- [GIVEN INFORMATION]
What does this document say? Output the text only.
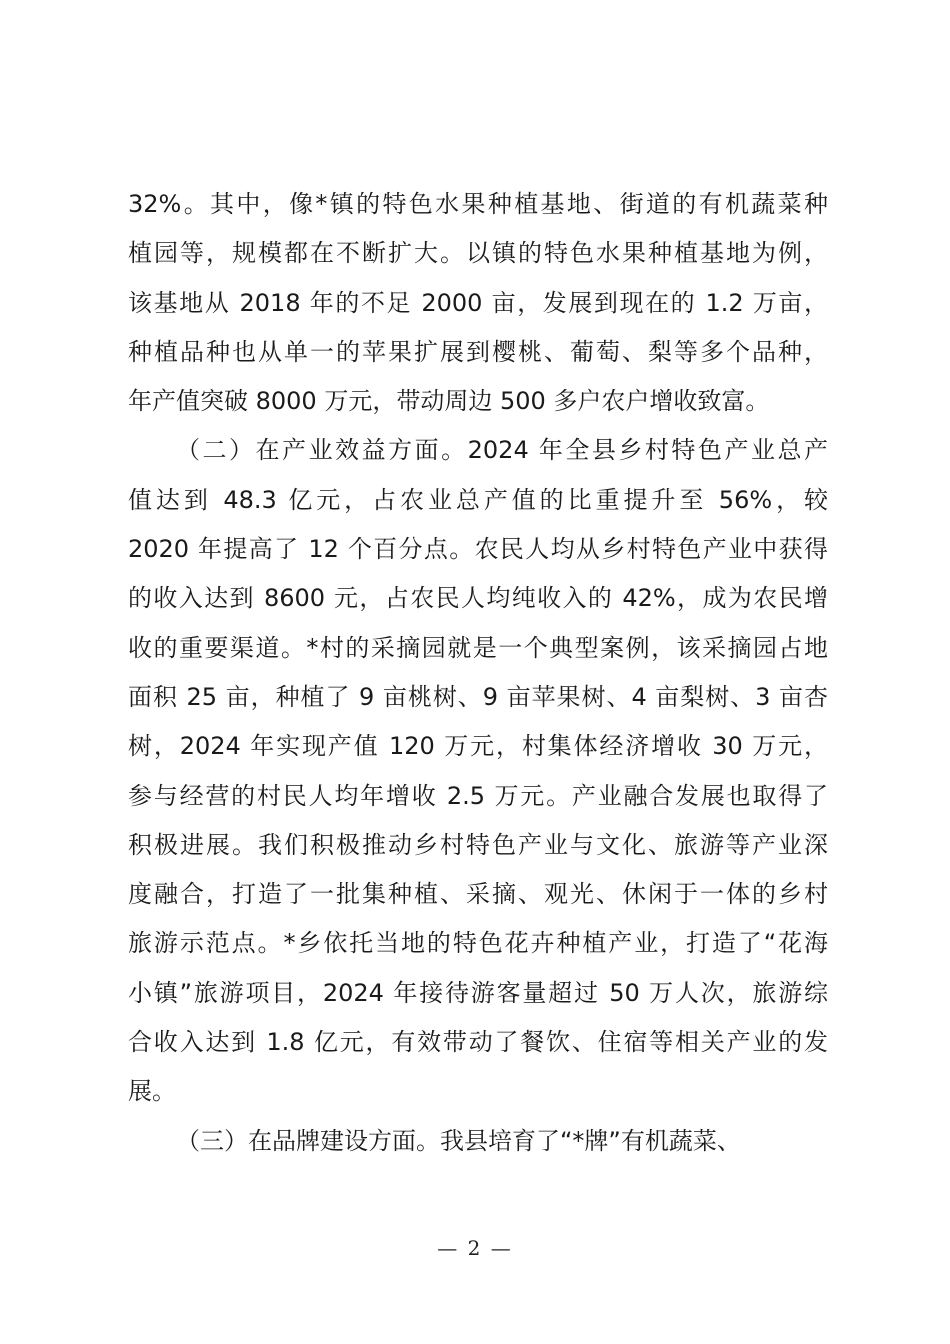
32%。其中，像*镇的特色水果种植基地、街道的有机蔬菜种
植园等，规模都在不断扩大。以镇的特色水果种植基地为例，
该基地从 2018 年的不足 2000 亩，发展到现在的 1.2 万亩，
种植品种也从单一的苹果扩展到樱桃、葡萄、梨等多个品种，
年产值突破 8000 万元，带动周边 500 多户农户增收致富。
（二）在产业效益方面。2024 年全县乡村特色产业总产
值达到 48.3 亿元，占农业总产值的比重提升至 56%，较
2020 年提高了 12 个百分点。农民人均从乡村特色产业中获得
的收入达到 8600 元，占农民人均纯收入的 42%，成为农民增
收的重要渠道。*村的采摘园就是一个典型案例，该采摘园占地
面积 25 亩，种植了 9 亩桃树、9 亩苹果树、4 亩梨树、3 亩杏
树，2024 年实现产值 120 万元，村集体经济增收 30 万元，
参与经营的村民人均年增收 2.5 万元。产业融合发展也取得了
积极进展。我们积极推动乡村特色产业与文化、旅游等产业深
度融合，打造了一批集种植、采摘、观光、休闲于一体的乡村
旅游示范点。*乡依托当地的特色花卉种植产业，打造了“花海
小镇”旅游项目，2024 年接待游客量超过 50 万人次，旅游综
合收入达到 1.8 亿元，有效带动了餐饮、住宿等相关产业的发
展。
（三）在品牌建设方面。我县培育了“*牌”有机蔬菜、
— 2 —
* * *
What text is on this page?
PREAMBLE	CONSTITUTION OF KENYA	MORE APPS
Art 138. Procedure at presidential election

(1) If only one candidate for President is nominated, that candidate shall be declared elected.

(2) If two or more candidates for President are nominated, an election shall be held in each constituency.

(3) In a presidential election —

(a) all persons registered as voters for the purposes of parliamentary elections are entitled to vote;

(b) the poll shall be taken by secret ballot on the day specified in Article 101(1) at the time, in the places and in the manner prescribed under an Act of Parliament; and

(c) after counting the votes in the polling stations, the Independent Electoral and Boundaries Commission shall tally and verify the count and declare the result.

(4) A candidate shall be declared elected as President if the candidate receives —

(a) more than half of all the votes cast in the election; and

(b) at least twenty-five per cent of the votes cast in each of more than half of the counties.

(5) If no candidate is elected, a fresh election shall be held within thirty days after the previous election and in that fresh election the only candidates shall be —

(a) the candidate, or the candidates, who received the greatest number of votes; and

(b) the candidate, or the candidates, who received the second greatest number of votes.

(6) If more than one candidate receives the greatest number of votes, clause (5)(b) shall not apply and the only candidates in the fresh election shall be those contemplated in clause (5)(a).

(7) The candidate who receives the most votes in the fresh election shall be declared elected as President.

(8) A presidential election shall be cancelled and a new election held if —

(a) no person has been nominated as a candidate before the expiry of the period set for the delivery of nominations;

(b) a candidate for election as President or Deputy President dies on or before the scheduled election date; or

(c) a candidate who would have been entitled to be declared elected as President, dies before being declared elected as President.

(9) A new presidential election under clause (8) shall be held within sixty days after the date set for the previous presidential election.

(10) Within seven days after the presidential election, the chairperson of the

- [EXERCISE INSTRUCTIONS] Count the lines in which the string "presidential" appears, then report only that figure.

- [FINAL RESULT] 5